> _Aim of the task_
Give back exactly the lines from the one holding "Transcribe the text in this document." to the bottom of the material, both included, and nothing more. No pictures.

> _Listing_
#####

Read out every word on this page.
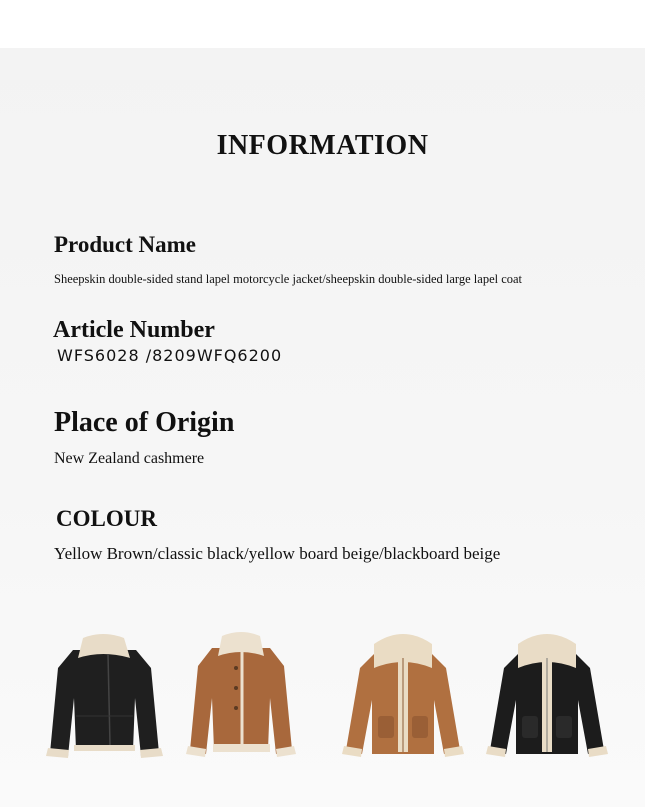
INFORMATION
Product Name
Sheepskin double-sided stand lapel motorcycle jacket/sheepskin double-sided large lapel coat
Article Number
WFS6028 /8209WFQ6200
Place of Origin
New Zealand cashmere
COLOUR
Yellow Brown/classic black/yellow board beige/blackboard beige
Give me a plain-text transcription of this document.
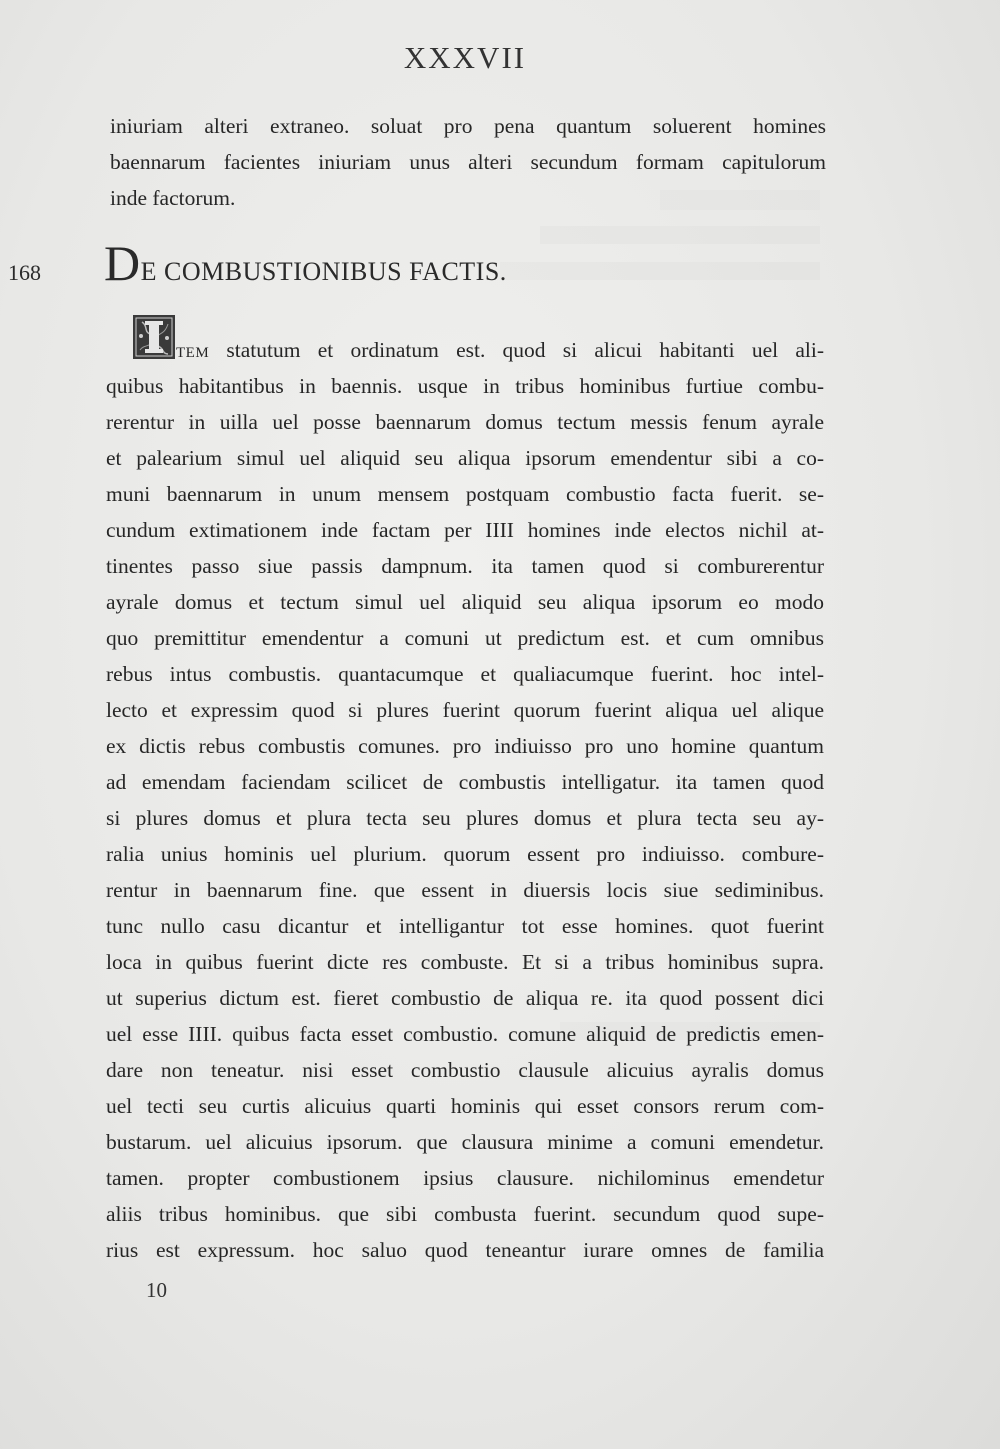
XXXVII
iniuriam alteri extraneo. soluat pro pena quantum soluerent homines
baennarum facientes iniuriam unus alteri secundum formam capitulorum
inde factorum.
168 DE COMBUSTIONIBUS FACTIS.
TEM statutum et ordinatum est. quod si alicui habitanti uel ali-
quibus habitantibus in baennis. usque in tribus hominibus furtiue combu-
rerentur in uilla uel posse baennarum domus tectum messis fenum ayrale
et palearium simul uel aliquid seu aliqua ipsorum emendentur sibi a co-
muni baennarum in unum mensem postquam combustio facta fuerit. se-
cundum extimationem inde factam per IIII homines inde electos nichil at-
tinentes passo siue passis dampnum. ita tamen quod si comburerentur
ayrale domus et tectum simul uel aliquid seu aliqua ipsorum eo modo
quo premittitur emendentur a comuni ut predictum est. et cum omnibus
rebus intus combustis. quantacumque et qualiacumque fuerint. hoc intel-
lecto et expressim quod si plures fuerint quorum fuerint aliqua uel alique
ex dictis rebus combustis comunes. pro indiuisso pro uno homine quantum
ad emendam faciendam scilicet de combustis intelligatur. ita tamen quod
si plures domus et plura tecta seu plures domus et plura tecta seu ay-
ralia unius hominis uel plurium. quorum essent pro indiuisso. combure-
rentur in baennarum fine. que essent in diuersis locis siue sediminibus.
tunc nullo casu dicantur et intelligantur tot esse homines. quot fuerint
loca in quibus fuerint dicte res combuste. Et si a tribus hominibus supra.
ut superius dictum est. fieret combustio de aliqua re. ita quod possent dici
uel esse IIII. quibus facta esset combustio. comune aliquid de predictis emen-
dare non teneatur. nisi esset combustio clausule alicuius ayralis domus
uel tecti seu curtis alicuius quarti hominis qui esset consors rerum com-
bustarum. uel alicuius ipsorum. que clausura minime a comuni emendetur.
tamen. propter combustionem ipsius clausure. nichilominus emendetur
aliis tribus hominibus. que sibi combusta fuerint. secundum quod supe-
rius est expressum. hoc saluo quod teneantur iurare omnes de familia
10
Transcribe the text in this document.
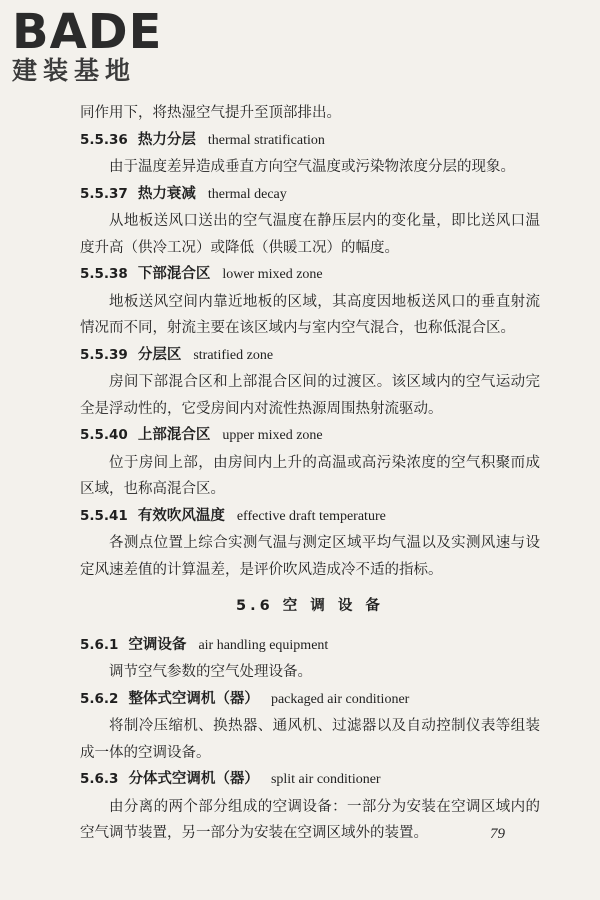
BADE
建装基地

同作用下，将热湿空气提升至顶部排出。

5.5.36 热力分层 thermal stratification

由于温度差异造成垂直方向空气温度或污染物浓度分层的现象。

5.5.37 热力衰减 thermal decay

从地板送风口送出的空气温度在静压层内的变化量，即比送风口温度升高（供冷工况）或降低（供暖工况）的幅度。

5.5.38 下部混合区 lower mixed zone

地板送风空间内靠近地板的区域，其高度因地板送风口的垂直射流情况而不同，射流主要在该区域内与室内空气混合，也称低混合区。

5.5.39 分层区 stratified zone

房间下部混合区和上部混合区间的过渡区。该区域内的空气运动完全是浮动性的，它受房间内对流性热源周围热射流驱动。

5.5.40 上部混合区 upper mixed zone

位于房间上部，由房间内上升的高温或高污染浓度的空气积聚而成区域，也称高混合区。

5.5.41 有效吹风温度 effective draft temperature

各测点位置上综合实测气温与测定区域平均气温以及实测风速与设定风速差值的计算温差，是评价吹风造成冷不适的指标。

5.6 空 调 设 备

5.6.1 空调设备 air handling equipment

调节空气参数的空气处理设备。

5.6.2 整体式空调机（器） packaged air conditioner

将制冷压缩机、换热器、通风机、过滤器以及自动控制仪表等组装成一体的空调设备。

5.6.3 分体式空调机（器） split air conditioner

由分离的两个部分组成的空调设备：一部分为安装在空调区域内的空气调节装置，另一部分为安装在空调区域外的装置。	79
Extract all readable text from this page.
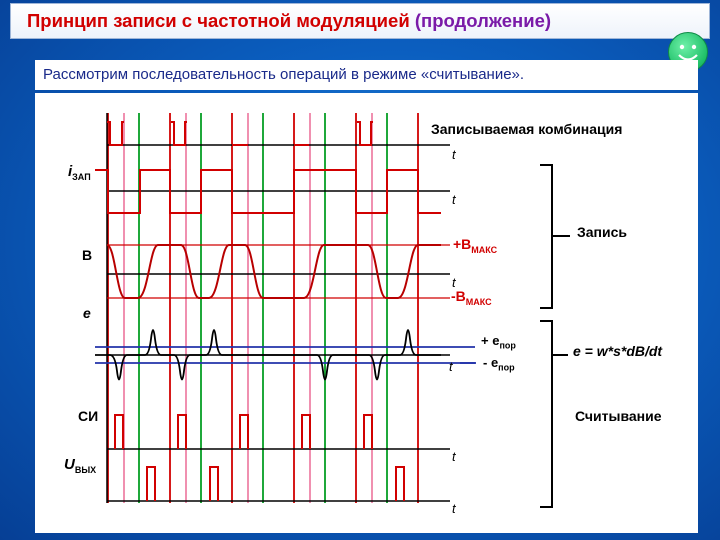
Принцип записи с частотной модуляцией (продолжение)
Рассмотрим последовательность операций в режиме «считывание».
Записываемая комбинация
$i_{ЗАП}$
B
e
СИ
$U_{ВЫХ}$
$+B_{МАКС}$
$-B_{МАКС}$
+ $e_{пор}$
- $e_{пор}$
t
t
t
t
t
t
Запись
e = w*s*dB/dt
Считывание
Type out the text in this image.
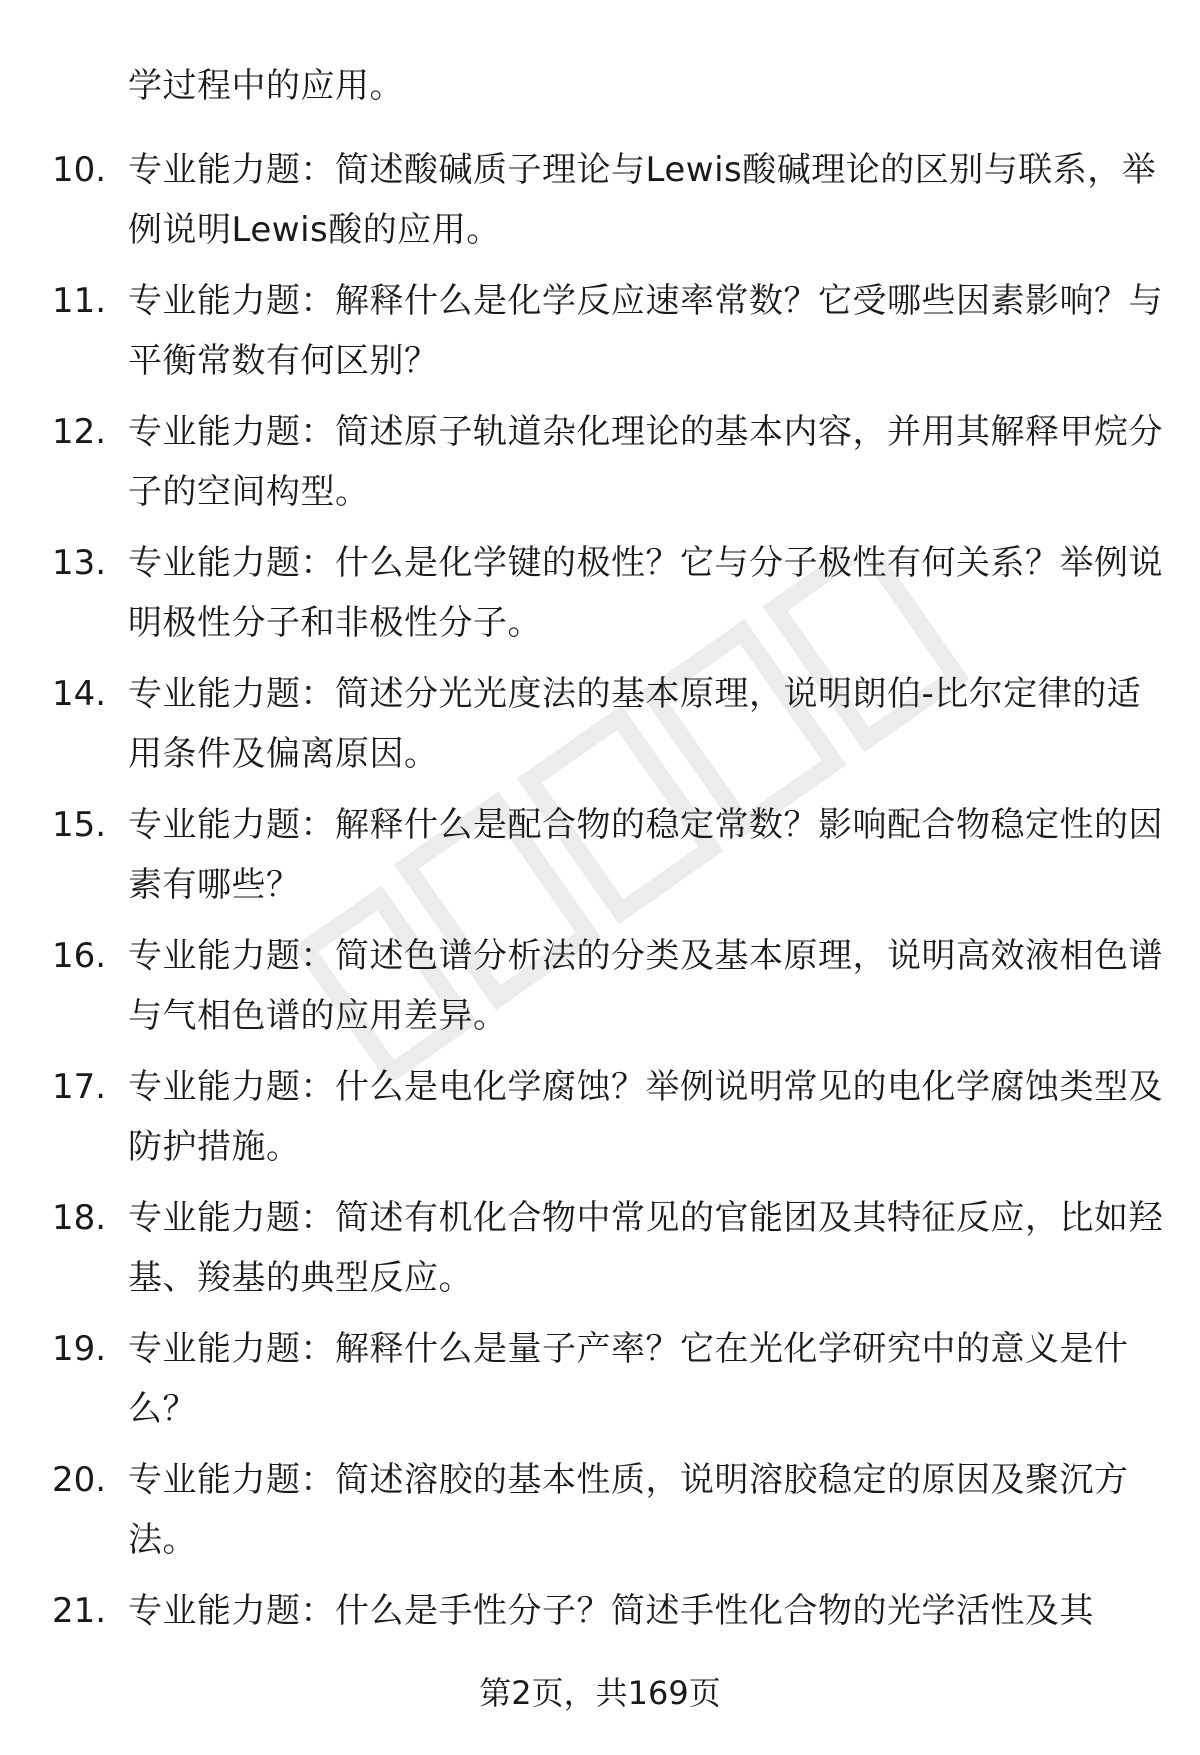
学过程中的应用。
10. 专业能力题：简述酸碱质子理论与Lewis酸碱理论的区别与联系，举例说明Lewis酸的应用。
11. 专业能力题：解释什么是化学反应速率常数？它受哪些因素影响？与平衡常数有何区别？
12. 专业能力题：简述原子轨道杂化理论的基本内容，并用其解释甲烷分子的空间构型。
13. 专业能力题：什么是化学键的极性？它与分子极性有何关系？举例说明极性分子和非极性分子。
14. 专业能力题：简述分光光度法的基本原理，说明朗伯-比尔定律的适用条件及偏离原因。
15. 专业能力题：解释什么是配合物的稳定常数？影响配合物稳定性的因素有哪些？
16. 专业能力题：简述色谱分析法的分类及基本原理，说明高效液相色谱与气相色谱的应用差异。
17. 专业能力题：什么是电化学腐蚀？举例说明常见的电化学腐蚀类型及防护措施。
18. 专业能力题：简述有机化合物中常见的官能团及其特征反应，比如羟基、羧基的典型反应。
19. 专业能力题：解释什么是量子产率？它在光化学研究中的意义是什么？
20. 专业能力题：简述溶胶的基本性质，说明溶胶稳定的原因及聚沉方法。
21. 专业能力题：什么是手性分子？简述手性化合物的光学活性及其
第2页，共169页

#####

> _Exercise answer_
Transcribe the text in this document.
BADE
建装基地

同作用下，将热湿空气提升至顶部排出。

5.5.36 热力分层 thermal stratification

由于温度差异造成垂直方向空气温度或污染物浓度分层的现象。

5.5.37 热力衰减 thermal decay

从地板送风口送出的空气温度在静压层内的变化量，即比送风口温度升高（供冷工况）或降低（供暖工况）的幅度。

5.5.38 下部混合区 lower mixed zone

地板送风空间内靠近地板的区域，其高度因地板送风口的垂直射流情况而不同，射流主要在该区域内与室内空气混合，也称低混合区。

5.5.39 分层区 stratified zone

房间下部混合区和上部混合区间的过渡区。该区域内的空气运动完全是浮动性的，它受房间内对流性热源周围热射流驱动。

5.5.40 上部混合区 upper mixed zone

位于房间上部，由房间内上升的高温或高污染浓度的空气积聚而成区域，也称高混合区。

5.5.41 有效吹风温度 effective draft temperature

各测点位置上综合实测气温与测定区域平均气温以及实测风速与设定风速差值的计算温差，是评价吹风造成冷不适的指标。

5.6 空 调 设 备

5.6.1 空调设备 air handling equipment

调节空气参数的空气处理设备。

5.6.2 整体式空调机（器） packaged air conditioner

将制冷压缩机、换热器、通风机、过滤器以及自动控制仪表等组装成一体的空调设备。

5.6.3 分体式空调机（器） split air conditioner

由分离的两个部分组成的空调设备：一部分为安装在空调区域内的空气调节装置，另一部分为安装在空调区域外的装置。	79
Extract all readable text from this page.
Принцип записи с частотной модуляцией (продолжение)
Рассмотрим последовательность операций в режиме «считывание».
Записываемая комбинация
$i_{ЗАП}$
B
e
СИ
$U_{ВЫХ}$
$+B_{МАКС}$
$-B_{МАКС}$
+ $e_{пор}$
- $e_{пор}$
t
t
t
t
t
t
Запись
e = w*s*dB/dt
Считывание
Type out the text in this image.
学过程中的应用。
10. 专业能力题：简述酸碱质子理论与Lewis酸碱理论的区别与联系，举例说明Lewis酸的应用。
11. 专业能力题：解释什么是化学反应速率常数？它受哪些因素影响？与平衡常数有何区别？
12. 专业能力题：简述原子轨道杂化理论的基本内容，并用其解释甲烷分子的空间构型。
13. 专业能力题：什么是化学键的极性？它与分子极性有何关系？举例说明极性分子和非极性分子。
14. 专业能力题：简述分光光度法的基本原理，说明朗伯-比尔定律的适用条件及偏离原因。
15. 专业能力题：解释什么是配合物的稳定常数？影响配合物稳定性的因素有哪些？
16. 专业能力题：简述色谱分析法的分类及基本原理，说明高效液相色谱与气相色谱的应用差异。
17. 专业能力题：什么是电化学腐蚀？举例说明常见的电化学腐蚀类型及防护措施。
18. 专业能力题：简述有机化合物中常见的官能团及其特征反应，比如羟基、羧基的典型反应。
19. 专业能力题：解释什么是量子产率？它在光化学研究中的意义是什么？
20. 专业能力题：简述溶胶的基本性质，说明溶胶稳定的原因及聚沉方法。
21. 专业能力题：什么是手性分子？简述手性化合物的光学活性及其
第2页，共169页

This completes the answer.